* **Tasks to complete**
- a) From the post below, copy the stretch from "Rather than considering" through "the same vibe?".
- b) According to the post below, what have people said IVF couples are more likely to be?
- c) How would you translate this sentence from the post below into Spanish: "Next I think it's worth considering how truthful birth certificates are and WHY we feel uncomfortable about this type of "lie" when we accept other lies."

* **Source document**

I think this is interesting. But I have to say accusing the parent here of being narcissistic and saying the child will be lied to and should be removed or put on at risk register is ... well I think some of It hasn't been thought through.
Rather than considering that this persons feelings about being trans might not be genuine because they did such a "female" function, why are we not inclined to think that the drive to be a parent was so strong in this person that they were willing to undergo a distressful process which may have affected their mental health (dysphoria). Wouldn't this mean the child was badly wanted and therefore they would have really thought about the decision compared with an "oops" baby? Ive heard people say ivf couples are more likely to have really considered and invested time and finance into becoming parents therefore more likely to be good parents , could this situation not have the same vibe?
Next I think it's worth considering how truthful birth certificates are and WHY we feel uncomfortable about this type of "lie" when we accept other lies.

* **Records provided**
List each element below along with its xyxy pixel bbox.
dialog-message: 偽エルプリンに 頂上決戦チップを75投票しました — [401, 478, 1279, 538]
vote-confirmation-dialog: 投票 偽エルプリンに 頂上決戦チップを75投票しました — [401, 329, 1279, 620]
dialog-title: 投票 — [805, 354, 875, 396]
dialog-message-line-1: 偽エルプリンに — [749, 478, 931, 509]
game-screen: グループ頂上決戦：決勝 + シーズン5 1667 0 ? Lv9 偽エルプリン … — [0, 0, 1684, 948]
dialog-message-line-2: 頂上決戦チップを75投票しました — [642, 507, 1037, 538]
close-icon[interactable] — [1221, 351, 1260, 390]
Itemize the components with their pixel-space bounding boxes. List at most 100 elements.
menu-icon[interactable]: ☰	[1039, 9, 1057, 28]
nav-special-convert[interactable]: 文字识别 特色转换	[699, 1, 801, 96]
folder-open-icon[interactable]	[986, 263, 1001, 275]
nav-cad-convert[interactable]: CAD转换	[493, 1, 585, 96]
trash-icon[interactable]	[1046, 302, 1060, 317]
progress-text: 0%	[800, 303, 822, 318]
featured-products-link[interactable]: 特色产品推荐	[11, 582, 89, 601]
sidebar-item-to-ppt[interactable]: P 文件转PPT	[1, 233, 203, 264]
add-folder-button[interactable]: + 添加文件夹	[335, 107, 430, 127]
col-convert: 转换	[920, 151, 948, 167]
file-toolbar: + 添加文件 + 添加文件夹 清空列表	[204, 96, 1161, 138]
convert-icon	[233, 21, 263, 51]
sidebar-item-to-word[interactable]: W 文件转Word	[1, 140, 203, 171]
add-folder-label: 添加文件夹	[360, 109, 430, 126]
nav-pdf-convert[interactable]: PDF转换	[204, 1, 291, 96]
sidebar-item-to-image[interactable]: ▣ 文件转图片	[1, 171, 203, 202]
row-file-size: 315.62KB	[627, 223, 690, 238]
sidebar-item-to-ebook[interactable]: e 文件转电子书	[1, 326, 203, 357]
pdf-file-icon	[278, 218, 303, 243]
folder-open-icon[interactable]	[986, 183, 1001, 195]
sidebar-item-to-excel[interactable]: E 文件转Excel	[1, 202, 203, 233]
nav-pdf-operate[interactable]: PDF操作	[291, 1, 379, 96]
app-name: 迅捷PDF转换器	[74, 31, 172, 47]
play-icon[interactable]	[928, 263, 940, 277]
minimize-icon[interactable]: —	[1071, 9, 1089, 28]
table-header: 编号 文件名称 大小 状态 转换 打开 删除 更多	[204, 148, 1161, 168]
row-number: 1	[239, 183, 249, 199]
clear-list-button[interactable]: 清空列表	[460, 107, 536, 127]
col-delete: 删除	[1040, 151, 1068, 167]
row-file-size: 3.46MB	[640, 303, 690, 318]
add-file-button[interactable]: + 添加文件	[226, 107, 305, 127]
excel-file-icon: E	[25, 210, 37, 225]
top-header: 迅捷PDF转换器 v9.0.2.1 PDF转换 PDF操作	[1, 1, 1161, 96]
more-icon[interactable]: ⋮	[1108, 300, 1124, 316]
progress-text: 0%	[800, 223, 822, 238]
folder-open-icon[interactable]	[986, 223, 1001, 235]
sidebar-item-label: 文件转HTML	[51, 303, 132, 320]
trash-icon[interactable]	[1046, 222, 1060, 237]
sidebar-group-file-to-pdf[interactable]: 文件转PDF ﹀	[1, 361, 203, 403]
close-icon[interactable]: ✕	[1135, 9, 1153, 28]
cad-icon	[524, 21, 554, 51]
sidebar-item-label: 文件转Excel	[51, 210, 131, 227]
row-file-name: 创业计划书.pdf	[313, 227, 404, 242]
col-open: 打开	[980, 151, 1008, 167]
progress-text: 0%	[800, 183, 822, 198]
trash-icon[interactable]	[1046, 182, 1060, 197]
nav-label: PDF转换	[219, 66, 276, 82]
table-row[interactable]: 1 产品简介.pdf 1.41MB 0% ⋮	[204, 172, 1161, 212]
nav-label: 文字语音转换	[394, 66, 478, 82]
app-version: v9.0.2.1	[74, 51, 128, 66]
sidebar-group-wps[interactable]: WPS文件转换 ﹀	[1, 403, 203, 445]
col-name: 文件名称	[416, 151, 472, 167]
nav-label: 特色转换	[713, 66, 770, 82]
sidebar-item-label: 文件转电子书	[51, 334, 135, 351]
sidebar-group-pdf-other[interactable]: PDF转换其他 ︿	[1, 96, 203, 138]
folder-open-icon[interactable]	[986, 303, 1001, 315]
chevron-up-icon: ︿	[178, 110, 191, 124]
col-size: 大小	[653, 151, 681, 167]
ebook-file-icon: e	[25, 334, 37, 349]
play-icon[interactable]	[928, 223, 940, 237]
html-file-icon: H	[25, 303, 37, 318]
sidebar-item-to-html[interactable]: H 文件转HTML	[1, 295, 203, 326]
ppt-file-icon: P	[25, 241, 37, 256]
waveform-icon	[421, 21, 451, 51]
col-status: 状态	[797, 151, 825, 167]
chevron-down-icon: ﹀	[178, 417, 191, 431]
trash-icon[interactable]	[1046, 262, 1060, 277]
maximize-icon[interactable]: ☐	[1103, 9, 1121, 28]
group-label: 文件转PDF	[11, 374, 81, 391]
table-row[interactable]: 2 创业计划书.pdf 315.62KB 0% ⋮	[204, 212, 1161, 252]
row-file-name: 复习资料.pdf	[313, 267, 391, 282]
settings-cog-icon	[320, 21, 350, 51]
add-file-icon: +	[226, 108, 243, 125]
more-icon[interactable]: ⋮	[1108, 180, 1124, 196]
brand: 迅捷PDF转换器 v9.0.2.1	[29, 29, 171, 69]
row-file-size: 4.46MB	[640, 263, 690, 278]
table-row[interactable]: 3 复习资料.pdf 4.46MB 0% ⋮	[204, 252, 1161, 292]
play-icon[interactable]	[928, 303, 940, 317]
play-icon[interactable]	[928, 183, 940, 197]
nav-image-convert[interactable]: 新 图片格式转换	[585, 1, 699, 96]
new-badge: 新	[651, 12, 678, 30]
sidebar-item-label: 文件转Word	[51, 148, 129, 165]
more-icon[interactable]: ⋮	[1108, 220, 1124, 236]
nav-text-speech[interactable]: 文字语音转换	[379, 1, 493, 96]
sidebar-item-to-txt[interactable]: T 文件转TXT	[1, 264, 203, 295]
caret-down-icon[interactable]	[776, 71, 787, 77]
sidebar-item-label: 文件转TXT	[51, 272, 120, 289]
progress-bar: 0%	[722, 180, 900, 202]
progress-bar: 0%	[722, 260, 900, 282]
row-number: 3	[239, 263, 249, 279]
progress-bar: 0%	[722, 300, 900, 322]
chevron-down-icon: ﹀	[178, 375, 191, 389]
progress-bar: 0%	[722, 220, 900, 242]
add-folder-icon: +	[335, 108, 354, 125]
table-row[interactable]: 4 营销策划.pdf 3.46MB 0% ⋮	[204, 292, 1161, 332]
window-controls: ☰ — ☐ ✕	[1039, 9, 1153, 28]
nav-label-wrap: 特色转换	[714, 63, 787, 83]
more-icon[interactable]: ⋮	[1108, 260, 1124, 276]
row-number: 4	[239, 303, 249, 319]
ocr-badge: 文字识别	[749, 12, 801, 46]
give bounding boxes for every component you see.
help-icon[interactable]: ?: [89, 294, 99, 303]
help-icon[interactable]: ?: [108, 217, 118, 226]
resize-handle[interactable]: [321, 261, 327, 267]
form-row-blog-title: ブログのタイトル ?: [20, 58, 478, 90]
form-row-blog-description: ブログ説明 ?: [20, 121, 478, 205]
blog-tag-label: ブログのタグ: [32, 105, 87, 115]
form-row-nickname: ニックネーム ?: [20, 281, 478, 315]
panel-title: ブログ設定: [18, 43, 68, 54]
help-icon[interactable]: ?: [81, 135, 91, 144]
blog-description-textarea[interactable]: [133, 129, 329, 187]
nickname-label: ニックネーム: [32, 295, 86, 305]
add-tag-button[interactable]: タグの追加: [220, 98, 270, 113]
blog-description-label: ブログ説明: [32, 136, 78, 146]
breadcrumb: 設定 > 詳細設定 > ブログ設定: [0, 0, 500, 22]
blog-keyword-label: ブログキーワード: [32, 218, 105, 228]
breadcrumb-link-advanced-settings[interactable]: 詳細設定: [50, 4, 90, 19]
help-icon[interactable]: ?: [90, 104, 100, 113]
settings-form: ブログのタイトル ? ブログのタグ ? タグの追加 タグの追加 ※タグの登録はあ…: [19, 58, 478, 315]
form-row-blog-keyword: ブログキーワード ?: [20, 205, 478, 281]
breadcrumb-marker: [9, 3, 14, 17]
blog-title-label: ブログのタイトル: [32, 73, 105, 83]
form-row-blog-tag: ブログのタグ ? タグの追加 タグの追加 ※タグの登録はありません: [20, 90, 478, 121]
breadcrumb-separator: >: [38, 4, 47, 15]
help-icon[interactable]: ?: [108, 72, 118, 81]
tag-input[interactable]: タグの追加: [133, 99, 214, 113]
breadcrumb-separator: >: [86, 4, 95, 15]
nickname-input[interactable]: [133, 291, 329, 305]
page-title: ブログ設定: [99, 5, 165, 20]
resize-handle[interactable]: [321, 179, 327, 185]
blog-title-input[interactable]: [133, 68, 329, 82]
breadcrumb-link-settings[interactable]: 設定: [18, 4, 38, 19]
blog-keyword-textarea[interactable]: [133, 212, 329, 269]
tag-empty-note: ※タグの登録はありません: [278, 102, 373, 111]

* **Task-by-task results**
- a)
Rather than considering that this persons feelings about being trans might not be genuine because they did such a "female" function, why are we not inclined to think that the drive to be a parent was so strong in this person that they were willing to undergo a distressful process which may have affected their mental health (dysphoria). Wouldn't this mean the child was badly wanted and therefore they would have really thought about the decision compared with an "oops" baby? Ive heard people say ivf couples are more likely to have really considered and invested time and finance into becoming parents therefore more likely to be good parents , could this situation not have the same vibe?

- b) More likely to be good parents.

- c) A continuación, creo que vale la pena considerar qué tan veraces son los certificados de nacimiento y POR QUÉ nos sentimos incómodos con este tipo de "mentira" cuando aceptamos otras mentiras.